[Data excerpts start]

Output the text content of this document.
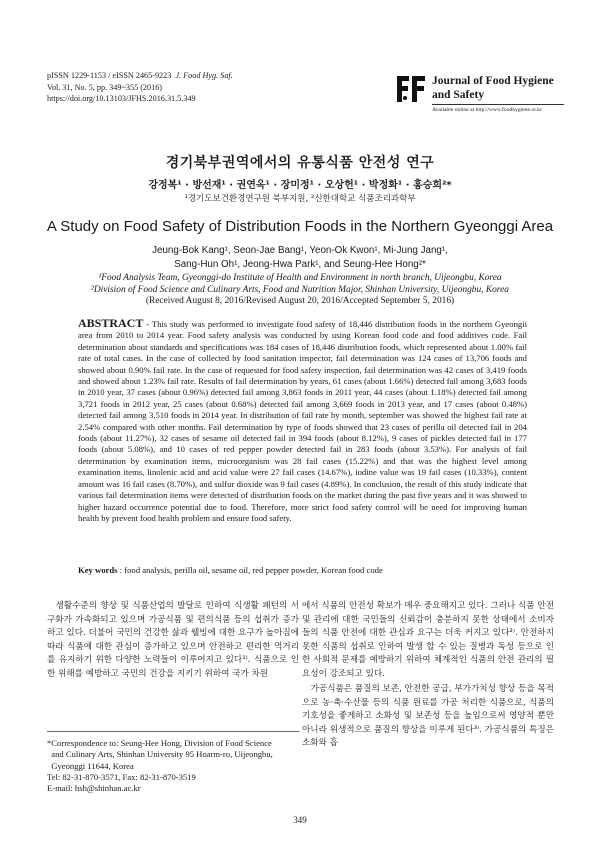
pISSN 1229-1153 / eISSN 2465-9223 J. Food Hyg. Saf.
Vol. 31, No. 5, pp. 349~355 (2016)
https://doi.org/10.13103/JFHS.2016.31.5.349
Journal of Food Hygiene
and Safety
Available online at http://www.foodhygiene.or.kr
경기북부권역에서의 유통식품 안전성 연구
강정복¹ · 방선재¹ · 권연옥¹ · 장미정¹ · 오상헌¹ · 박정화¹ · 홍승희²*
¹경기도보건환경연구원 북부지원, ²신한대학교 식품조리과학부
A Study on Food Safety of Distribution Foods in the Northern Gyeonggi Area
Jeung-Bok Kang¹, Seon-Jae Bang¹, Yeon-Ok Kwon¹, Mi-Jung Jang¹,
Sang-Hun Oh¹, Jeong-Hwa Park¹, and Seung-Hee Hong²*
¹Food Analysis Team, Gyeonggi-do Institute of Health and Environment in north branch, Uijeongbu, Korea
²Division of Food Science and Culinary Arts, Food and Nutrition Major, Shinhan University, Uijeongbu, Korea
(Received August 8, 2016/Revised August 20, 2016/Accepted September 5, 2016)
ABSTRACT - This study was performed to investigate food safety of 18,446 distribution foods in the northern Gyeongii area from 2010 to 2014 year. Food safety analysis was conducted by using Korean food code and food additives code. Fail determination about standards and specifications was 184 cases of 18,446 distribution foods, which represented about 1.00% fail rate of total cases. In the case of collected by food sanitation inspector, fail determination was 124 cases of 13,706 foods and showed about 0.90% fail rate. In the case of requested for food safety inspection, fail determination was 42 cases of 3,419 foods and showed about 1.23% fail rate. Results of fail determination by years, 61 cases (about 1.66%) detected fail among 3,683 foods in 2010 year, 37 cases (about 0.96%) detected fail among 3,863 foods in 2011 year, 44 cases (about 1.18%) detected fail among 3,721 foods in 2012 year, 25 cases (about 0.68%) detected fail among 3,669 foods in 2013 year, and 17 cases (about 0.48%) detected fail among 3,510 foods in 2014 year. In distribution of fail rate by month, september was showed the highest fail rate at 2.54% compared with other months. Fail determination by type of foods showed that 23 cases of perilla oil detected fail in 204 foods (about 11.27%), 32 cases of sesame oil detected fail in 394 foods (about 8.12%), 9 cases of pickles detected fail in 177 foods (about 5.08%), and 10 cases of red pepper powder detected fail in 283 foods (about 3.53%). For analysis of fail determination by examination items, microorganism was 28 fail cases (15.22%) and that was the highest level among examination items, linolenic acid and acid value were 27 fail cases (14.67%), iodine value was 19 fail cases (10.33%), content amount was 16 fail cases (8.70%), and sulfur dioxide was 9 fail cases (4.89%). In conclusion, the result of this study indicate that various fail determination items were detected of distribution foods on the market during the past five years and it was showed to higher hazard occurrence potential due to food. Therefore, more strict food safety control will be need for improving human health by prevent food health problem and ensure food safety.
Key words : food analysis, perilla oil, sesame oil, red pepper powder, Korean food code

생활수준의 향상 및 식품산업의 발달로 인하여 식생활 패턴의 서구화가 가속화되고 있으며 가공식품 및 편의식품 등의 섭취가 증가하고 있다. 더불어 국민의 건강한 삶과 웰빙에 대한 요구가 높아짐에 따라 식품에 대한 관심이 증가하고 있으며 안전하고 편리한 먹거리를 유지하기 위한 다양한 노력들이 이루어지고 있다¹⁾. 식품으로 인한 위해를 예방하고 국민의 건강을 지키기 위하여 국가 차원

에서 식품의 안전성 확보가 매우 중요해지고 있다. 그러나 식품 안전 및 관리에 대한 국민들의 신뢰감이 충분하지 못한 상태에서 소비자들의 식품 안전에 대한 관심과 요구는 더욱 커지고 있다²⁾. 안전하지 못한 식품의 섭취로 인하여 발생 할 수 있는 질병과 독성 등으로 인한 사회적 문제를 예방하기 위하여 체계적인 식품의 안전 관리의 필요성이 강조되고 있다.

가공식품은 품질의 보존, 안전한 공급, 부가가치성 향상 등을 목적으로 농·축·수산물 등의 식품 원료를 가공 처리한 식품으로, 식품의 기호성을 좋게하고 소화성 및 보존성 등을 높임으로써 영양적 뿐만 아니라 위생적으로 품질의 향상을 이루게 된다³⁾. 가공식품의 특징은 소화와 흡

*Correspondence to: Seung-Hee Hong, Division of Food Science
and Culinary Arts, Shinhan University 95 Hoarm-ro, Uijeongbu,
Gyeonggi 11644, Korea
Tel: 82-31-870-3571, Fax: 82-31-870-3519
E-mail: hsh@shinhan.ac.kr
349
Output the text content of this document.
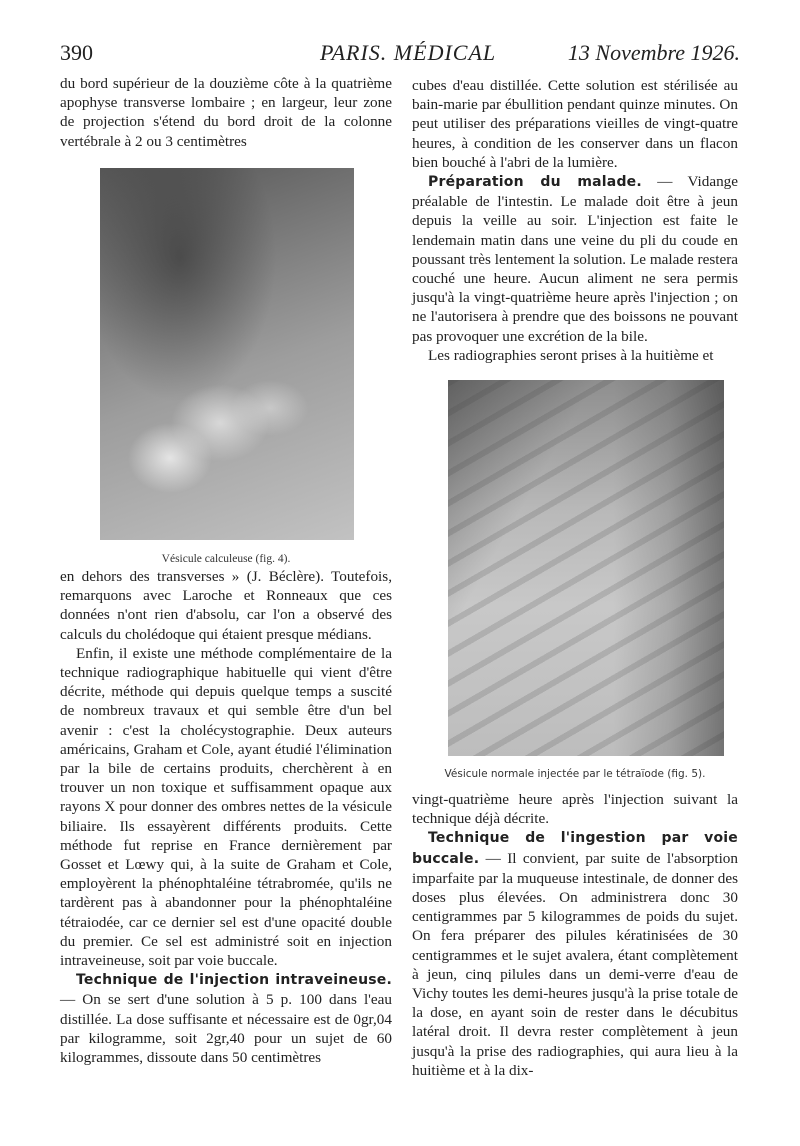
390	PARIS. MÉDICAL	13 Novembre 1926.

du bord supérieur de la douzième côte à la quatrième apophyse transverse lombaire ; en largeur, leur zone de projection s'étend du bord droit de la colonne vertébrale à 2 ou 3 centimètres

Vésicule calculeuse (fig. 4).

en dehors des transverses » (J. Béclère). Toutefois, remarquons avec Laroche et Ronneaux que ces données n'ont rien d'absolu, car l'on a observé des calculs du cholédoque qui étaient presque médians.

Enfin, il existe une méthode complémentaire de la technique radiographique habituelle qui vient d'être décrite, méthode qui depuis quelque temps a suscité de nombreux travaux et qui semble être d'un bel avenir : c'est la cholécystographie. Deux auteurs américains, Graham et Cole, ayant étudié l'élimination par la bile de certains produits, cherchèrent à en trouver un non toxique et suffisamment opaque aux rayons X pour donner des ombres nettes de la vésicule biliaire. Ils essayèrent différents produits. Cette méthode fut reprise en France dernièrement par Gosset et Lœwy qui, à la suite de Graham et Cole, employèrent la phénophtaléine tétrabromée, qu'ils ne tardèrent pas à abandonner pour la phénophtaléine tétraiodée, car ce dernier sel est d'une opacité double du premier. Ce sel est administré soit en injection intraveineuse, soit par voie buccale.

Technique de l'injection intraveineuse. — On se sert d'une solution à 5 p. 100 dans l'eau distillée. La dose suffisante et nécessaire est de 0gr,04 par kilogramme, soit 2gr,40 pour un sujet de 60 kilogrammes, dissoute dans 50 centimètres

cubes d'eau distillée. Cette solution est stérilisée au bain-marie par ébullition pendant quinze minutes. On peut utiliser des préparations vieilles de vingt-quatre heures, à condition de les conserver dans un flacon bien bouché à l'abri de la lumière.

Préparation du malade. — Vidange préalable de l'intestin. Le malade doit être à jeun depuis la veille au soir. L'injection est faite le lendemain matin dans une veine du pli du coude en poussant très lentement la solution. Le malade restera couché une heure. Aucun aliment ne sera permis jusqu'à la vingt-quatrième heure après l'injection ; on ne l'autorisera à prendre que des boissons ne pouvant pas provoquer une excrétion de la bile.

Les radiographies seront prises à la huitième et

Vésicule normale injectée par le tétraïode (fig. 5).

vingt-quatrième heure après l'injection suivant la technique déjà décrite.

Technique de l'ingestion par voie buccale. — Il convient, par suite de l'absorption imparfaite par la muqueuse intestinale, de donner des doses plus élevées. On administrera donc 30 centigrammes par 5 kilogrammes de poids du sujet. On fera préparer des pilules kératinisées de 30 centigrammes et le sujet avalera, étant complètement à jeun, cinq pilules dans un demi-verre d'eau de Vichy toutes les demi-heures jusqu'à la prise totale de la dose, en ayant soin de rester dans le décubitus latéral droit. Il devra rester complètement à jeun jusqu'à la prise des radiographies, qui aura lieu à la huitième et à la dix-
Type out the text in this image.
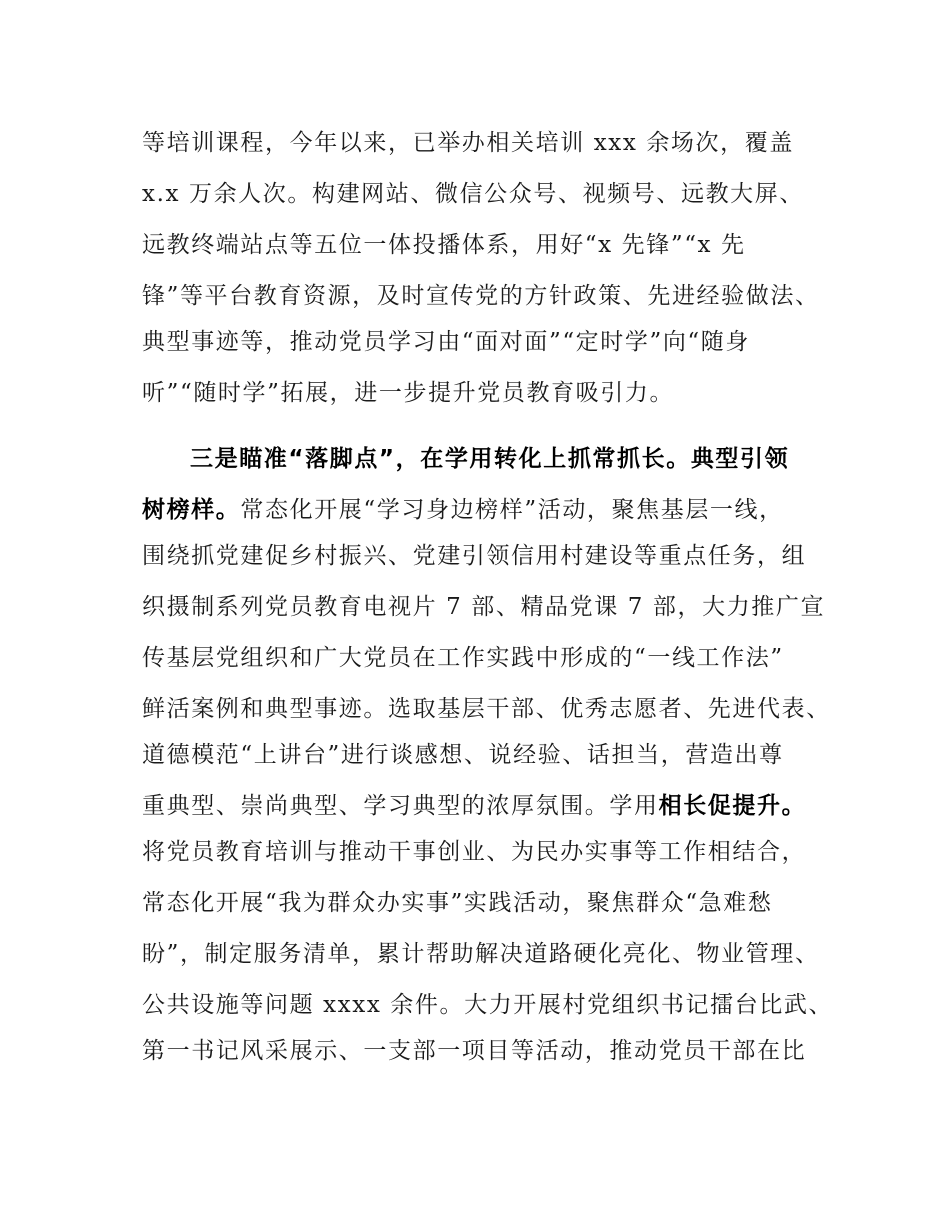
等培训课程，今年以来，已举办相关培训 xxx 余场次，覆盖
x.x 万余人次。构建网站、微信公众号、视频号、远教大屏、
远教终端站点等五位一体投播体系，用好“x 先锋”“x 先
锋”等平台教育资源，及时宣传党的方针政策、先进经验做法、
典型事迹等，推动党员学习由“面对面”“定时学”向“随身
听”“随时学”拓展，进一步提升党员教育吸引力。
三是瞄准“落脚点”，在学用转化上抓常抓长。典型引领
树榜样。常态化开展“学习身边榜样”活动，聚焦基层一线，
围绕抓党建促乡村振兴、党建引领信用村建设等重点任务，组
织摄制系列党员教育电视片 7 部、精品党课 7 部，大力推广宣
传基层党组织和广大党员在工作实践中形成的“一线工作法”
鲜活案例和典型事迹。选取基层干部、优秀志愿者、先进代表、
道德模范“上讲台”进行谈感想、说经验、话担当，营造出尊
重典型、崇尚典型、学习典型的浓厚氛围。学用相长促提升。
将党员教育培训与推动干事创业、为民办实事等工作相结合，
常态化开展“我为群众办实事”实践活动，聚焦群众“急难愁
盼”，制定服务清单，累计帮助解决道路硬化亮化、物业管理、
公共设施等问题 xxxx 余件。大力开展村党组织书记擂台比武、
第一书记风采展示、一支部一项目等活动，推动党员干部在比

[Data excerpts end]

Where a line of the records above holds the word "Gyeonggi", copy that line.

Result for this task
A Study on Food Safety of Distribution Foods in the Northern Gyeonggi Area
¹Food Analysis Team, Gyeonggi-do Institute of Health and Environment in north branch, Uijeongbu, Korea
Gyeonggi 11644, Korea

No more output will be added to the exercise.